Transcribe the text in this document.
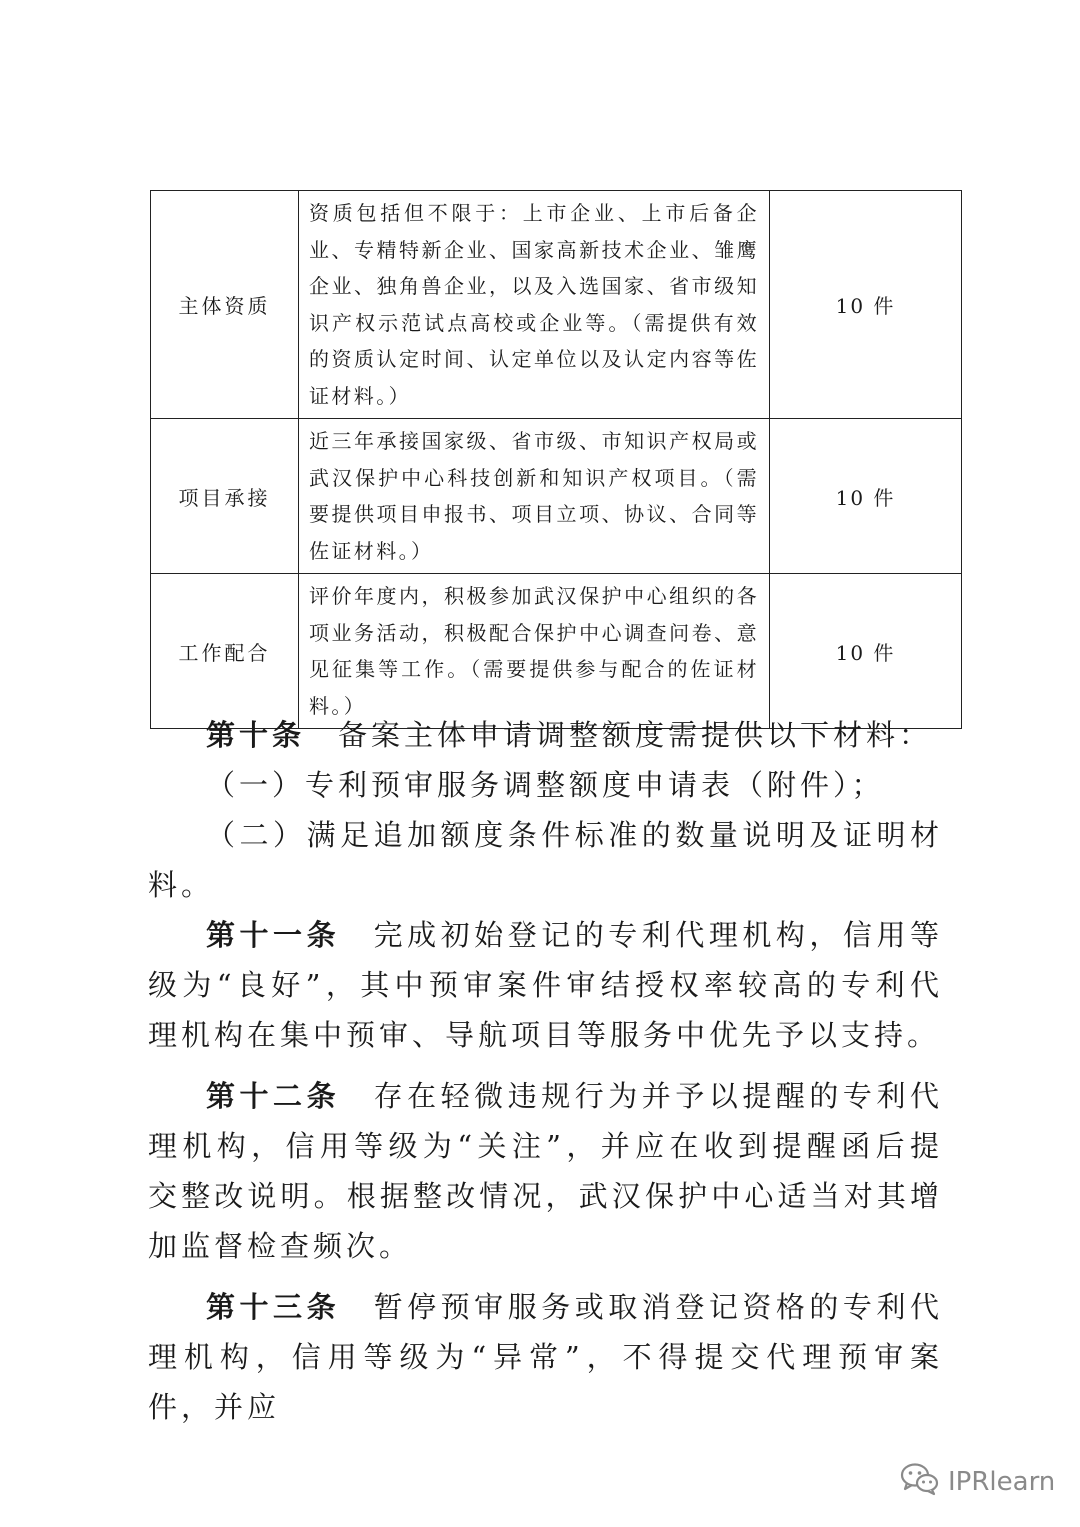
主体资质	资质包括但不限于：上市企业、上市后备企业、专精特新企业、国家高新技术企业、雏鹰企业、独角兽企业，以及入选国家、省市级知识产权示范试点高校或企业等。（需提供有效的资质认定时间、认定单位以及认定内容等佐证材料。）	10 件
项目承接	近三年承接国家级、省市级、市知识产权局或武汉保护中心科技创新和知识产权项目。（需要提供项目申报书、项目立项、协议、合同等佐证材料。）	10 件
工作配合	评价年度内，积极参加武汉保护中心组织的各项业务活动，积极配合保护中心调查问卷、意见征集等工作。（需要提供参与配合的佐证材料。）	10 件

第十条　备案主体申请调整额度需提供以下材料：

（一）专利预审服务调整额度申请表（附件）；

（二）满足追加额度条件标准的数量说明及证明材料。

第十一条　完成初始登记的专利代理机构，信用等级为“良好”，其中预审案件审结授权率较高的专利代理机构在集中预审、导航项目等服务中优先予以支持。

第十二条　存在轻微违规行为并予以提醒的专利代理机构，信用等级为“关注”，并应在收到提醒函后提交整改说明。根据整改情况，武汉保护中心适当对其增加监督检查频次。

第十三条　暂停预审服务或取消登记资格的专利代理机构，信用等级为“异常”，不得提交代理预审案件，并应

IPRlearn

□ □ □ □

### EXERCISE
Reproduce the entries above without change, omitting all pictures.

### EXERCISE RESPONSE
Transcribe the text in this document.
主体资质	资质包括但不限于：上市企业、上市后备企业、专精特新企业、国家高新技术企业、雏鹰企业、独角兽企业，以及入选国家、省市级知识产权示范试点高校或企业等。（需提供有效的资质认定时间、认定单位以及认定内容等佐证材料。）	10 件
项目承接	近三年承接国家级、省市级、市知识产权局或武汉保护中心科技创新和知识产权项目。（需要提供项目申报书、项目立项、协议、合同等佐证材料。）	10 件
工作配合	评价年度内，积极参加武汉保护中心组织的各项业务活动，积极配合保护中心调查问卷、意见征集等工作。（需要提供参与配合的佐证材料。）	10 件

第十条　备案主体申请调整额度需提供以下材料：

（一）专利预审服务调整额度申请表（附件）；

（二）满足追加额度条件标准的数量说明及证明材料。

第十一条　完成初始登记的专利代理机构，信用等级为“良好”，其中预审案件审结授权率较高的专利代理机构在集中预审、导航项目等服务中优先予以支持。

第十二条　存在轻微违规行为并予以提醒的专利代理机构，信用等级为“关注”，并应在收到提醒函后提交整改说明。根据整改情况，武汉保护中心适当对其增加监督检查频次。

第十三条　暂停预审服务或取消登记资格的专利代理机构，信用等级为“异常”，不得提交代理预审案件，并应

IPRlearn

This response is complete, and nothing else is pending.